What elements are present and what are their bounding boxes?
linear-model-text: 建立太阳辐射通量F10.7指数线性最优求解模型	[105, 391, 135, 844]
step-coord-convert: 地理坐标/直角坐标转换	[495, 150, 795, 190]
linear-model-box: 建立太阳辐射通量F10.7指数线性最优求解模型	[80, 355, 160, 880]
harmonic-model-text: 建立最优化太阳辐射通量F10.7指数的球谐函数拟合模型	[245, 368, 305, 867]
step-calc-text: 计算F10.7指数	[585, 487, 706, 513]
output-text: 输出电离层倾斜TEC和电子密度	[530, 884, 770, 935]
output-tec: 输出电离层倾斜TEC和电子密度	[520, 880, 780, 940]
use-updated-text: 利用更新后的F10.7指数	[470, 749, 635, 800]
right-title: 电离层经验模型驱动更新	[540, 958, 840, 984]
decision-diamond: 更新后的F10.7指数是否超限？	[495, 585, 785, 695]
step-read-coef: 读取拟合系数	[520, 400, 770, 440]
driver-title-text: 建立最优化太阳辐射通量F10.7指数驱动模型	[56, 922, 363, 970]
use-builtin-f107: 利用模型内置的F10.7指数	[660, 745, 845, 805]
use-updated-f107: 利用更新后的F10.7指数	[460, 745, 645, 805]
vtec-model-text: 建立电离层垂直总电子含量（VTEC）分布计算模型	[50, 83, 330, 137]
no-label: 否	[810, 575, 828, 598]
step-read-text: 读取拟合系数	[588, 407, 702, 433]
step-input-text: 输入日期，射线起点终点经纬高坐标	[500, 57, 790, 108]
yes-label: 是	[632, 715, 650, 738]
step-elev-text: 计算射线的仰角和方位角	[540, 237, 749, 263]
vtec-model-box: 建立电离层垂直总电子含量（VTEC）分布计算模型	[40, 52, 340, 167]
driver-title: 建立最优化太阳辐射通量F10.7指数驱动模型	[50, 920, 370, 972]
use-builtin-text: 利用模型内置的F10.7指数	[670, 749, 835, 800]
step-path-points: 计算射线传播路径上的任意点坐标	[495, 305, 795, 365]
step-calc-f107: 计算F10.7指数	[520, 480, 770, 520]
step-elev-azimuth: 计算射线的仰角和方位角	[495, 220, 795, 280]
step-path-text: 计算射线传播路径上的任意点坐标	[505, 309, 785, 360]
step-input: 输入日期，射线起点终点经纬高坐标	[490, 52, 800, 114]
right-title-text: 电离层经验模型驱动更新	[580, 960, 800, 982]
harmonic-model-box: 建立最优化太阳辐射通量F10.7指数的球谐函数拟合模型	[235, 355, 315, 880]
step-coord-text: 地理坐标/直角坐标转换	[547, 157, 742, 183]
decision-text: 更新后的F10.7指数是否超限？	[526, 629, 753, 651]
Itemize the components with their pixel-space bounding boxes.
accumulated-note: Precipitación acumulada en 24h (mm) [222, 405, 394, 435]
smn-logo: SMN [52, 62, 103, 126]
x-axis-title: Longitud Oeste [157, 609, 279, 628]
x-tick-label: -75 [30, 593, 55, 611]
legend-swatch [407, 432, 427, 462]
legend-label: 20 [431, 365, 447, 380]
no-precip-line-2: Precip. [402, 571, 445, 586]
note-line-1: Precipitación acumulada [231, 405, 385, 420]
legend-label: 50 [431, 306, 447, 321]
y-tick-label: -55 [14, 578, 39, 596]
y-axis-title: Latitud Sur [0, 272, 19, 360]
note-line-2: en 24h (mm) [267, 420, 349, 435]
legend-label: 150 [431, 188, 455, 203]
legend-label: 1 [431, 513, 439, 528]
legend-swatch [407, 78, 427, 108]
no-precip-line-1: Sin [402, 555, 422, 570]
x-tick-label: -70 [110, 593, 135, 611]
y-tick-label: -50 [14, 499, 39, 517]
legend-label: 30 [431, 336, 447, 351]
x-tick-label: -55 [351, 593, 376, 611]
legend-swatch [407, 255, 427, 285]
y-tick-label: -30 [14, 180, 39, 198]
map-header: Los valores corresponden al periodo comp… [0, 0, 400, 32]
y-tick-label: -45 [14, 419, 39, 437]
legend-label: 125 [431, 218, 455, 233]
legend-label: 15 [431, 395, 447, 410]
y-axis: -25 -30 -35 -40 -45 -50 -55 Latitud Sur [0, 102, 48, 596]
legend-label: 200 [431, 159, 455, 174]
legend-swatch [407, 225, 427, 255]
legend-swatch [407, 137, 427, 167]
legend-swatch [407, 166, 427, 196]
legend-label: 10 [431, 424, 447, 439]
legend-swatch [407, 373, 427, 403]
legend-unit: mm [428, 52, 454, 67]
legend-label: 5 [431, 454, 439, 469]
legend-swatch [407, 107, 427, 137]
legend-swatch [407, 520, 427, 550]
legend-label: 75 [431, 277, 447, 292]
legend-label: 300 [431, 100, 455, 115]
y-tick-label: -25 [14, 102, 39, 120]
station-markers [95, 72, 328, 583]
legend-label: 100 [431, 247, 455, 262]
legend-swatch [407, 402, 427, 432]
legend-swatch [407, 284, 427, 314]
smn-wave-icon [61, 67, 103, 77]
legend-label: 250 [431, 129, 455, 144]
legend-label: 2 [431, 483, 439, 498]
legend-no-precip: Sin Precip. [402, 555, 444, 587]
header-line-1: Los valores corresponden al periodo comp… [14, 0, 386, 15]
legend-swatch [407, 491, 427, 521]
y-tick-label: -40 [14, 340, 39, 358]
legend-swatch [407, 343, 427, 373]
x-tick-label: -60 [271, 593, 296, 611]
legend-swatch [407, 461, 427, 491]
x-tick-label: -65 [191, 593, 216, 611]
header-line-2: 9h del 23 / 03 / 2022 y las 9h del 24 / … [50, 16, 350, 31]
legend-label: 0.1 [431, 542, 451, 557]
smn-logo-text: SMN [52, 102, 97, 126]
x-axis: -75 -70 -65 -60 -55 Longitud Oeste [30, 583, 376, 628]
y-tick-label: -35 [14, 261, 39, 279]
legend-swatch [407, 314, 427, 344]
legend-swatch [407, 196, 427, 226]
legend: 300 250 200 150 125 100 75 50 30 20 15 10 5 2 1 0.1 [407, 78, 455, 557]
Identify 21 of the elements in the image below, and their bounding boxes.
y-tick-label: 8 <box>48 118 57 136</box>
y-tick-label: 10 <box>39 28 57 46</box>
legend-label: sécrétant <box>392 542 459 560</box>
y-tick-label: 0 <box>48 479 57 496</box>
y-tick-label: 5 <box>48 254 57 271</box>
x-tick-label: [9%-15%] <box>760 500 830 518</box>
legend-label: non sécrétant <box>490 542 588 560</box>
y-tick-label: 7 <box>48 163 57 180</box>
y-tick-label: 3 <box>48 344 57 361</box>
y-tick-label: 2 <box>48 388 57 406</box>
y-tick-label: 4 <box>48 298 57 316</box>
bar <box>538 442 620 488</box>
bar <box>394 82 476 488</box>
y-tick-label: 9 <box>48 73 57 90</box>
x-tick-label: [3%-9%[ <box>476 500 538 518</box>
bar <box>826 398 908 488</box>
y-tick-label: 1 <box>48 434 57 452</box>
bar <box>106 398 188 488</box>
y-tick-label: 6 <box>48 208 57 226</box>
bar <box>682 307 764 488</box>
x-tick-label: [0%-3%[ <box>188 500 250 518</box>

▶ _Problem description_:
Reproduce verbatim the records from their first line through the line that contains "smn-logo: SMN [52, 62, 103, 126]", including that line.

▶ _Right answer_:
What elements are present and what are their bounding boxes?
linear-model-text: 建立太阳辐射通量F10.7指数线性最优求解模型	[105, 391, 135, 844]
step-coord-convert: 地理坐标/直角坐标转换	[495, 150, 795, 190]
linear-model-box: 建立太阳辐射通量F10.7指数线性最优求解模型	[80, 355, 160, 880]
harmonic-model-text: 建立最优化太阳辐射通量F10.7指数的球谐函数拟合模型	[245, 368, 305, 867]
step-calc-text: 计算F10.7指数	[585, 487, 706, 513]
output-text: 输出电离层倾斜TEC和电子密度	[530, 884, 770, 935]
output-tec: 输出电离层倾斜TEC和电子密度	[520, 880, 780, 940]
use-updated-text: 利用更新后的F10.7指数	[470, 749, 635, 800]
right-title: 电离层经验模型驱动更新	[540, 958, 840, 984]
decision-diamond: 更新后的F10.7指数是否超限？	[495, 585, 785, 695]
step-read-coef: 读取拟合系数	[520, 400, 770, 440]
driver-title-text: 建立最优化太阳辐射通量F10.7指数驱动模型	[56, 922, 363, 970]
use-builtin-f107: 利用模型内置的F10.7指数	[660, 745, 845, 805]
use-updated-f107: 利用更新后的F10.7指数	[460, 745, 645, 805]
vtec-model-text: 建立电离层垂直总电子含量（VTEC）分布计算模型	[50, 83, 330, 137]
no-label: 否	[810, 575, 828, 598]
step-read-text: 读取拟合系数	[588, 407, 702, 433]
step-input-text: 输入日期，射线起点终点经纬高坐标	[500, 57, 790, 108]
yes-label: 是	[632, 715, 650, 738]
step-elev-text: 计算射线的仰角和方位角	[540, 237, 749, 263]
vtec-model-box: 建立电离层垂直总电子含量（VTEC）分布计算模型	[40, 52, 340, 167]
driver-title: 建立最优化太阳辐射通量F10.7指数驱动模型	[50, 920, 370, 972]
use-builtin-text: 利用模型内置的F10.7指数	[670, 749, 835, 800]
step-path-points: 计算射线传播路径上的任意点坐标	[495, 305, 795, 365]
step-calc-f107: 计算F10.7指数	[520, 480, 770, 520]
step-elev-azimuth: 计算射线的仰角和方位角	[495, 220, 795, 280]
step-path-text: 计算射线传播路径上的任意点坐标	[505, 309, 785, 360]
step-input: 输入日期，射线起点终点经纬高坐标	[490, 52, 800, 114]
right-title-text: 电离层经验模型驱动更新	[580, 960, 800, 982]
harmonic-model-box: 建立最优化太阳辐射通量F10.7指数的球谐函数拟合模型	[235, 355, 315, 880]
step-coord-text: 地理坐标/直角坐标转换	[547, 157, 742, 183]
decision-text: 更新后的F10.7指数是否超限？	[526, 629, 753, 651]
Itemize the components with their pixel-space bounding boxes.
accumulated-note: Precipitación acumulada en 24h (mm) [222, 405, 394, 435]
smn-logo: SMN [52, 62, 103, 126]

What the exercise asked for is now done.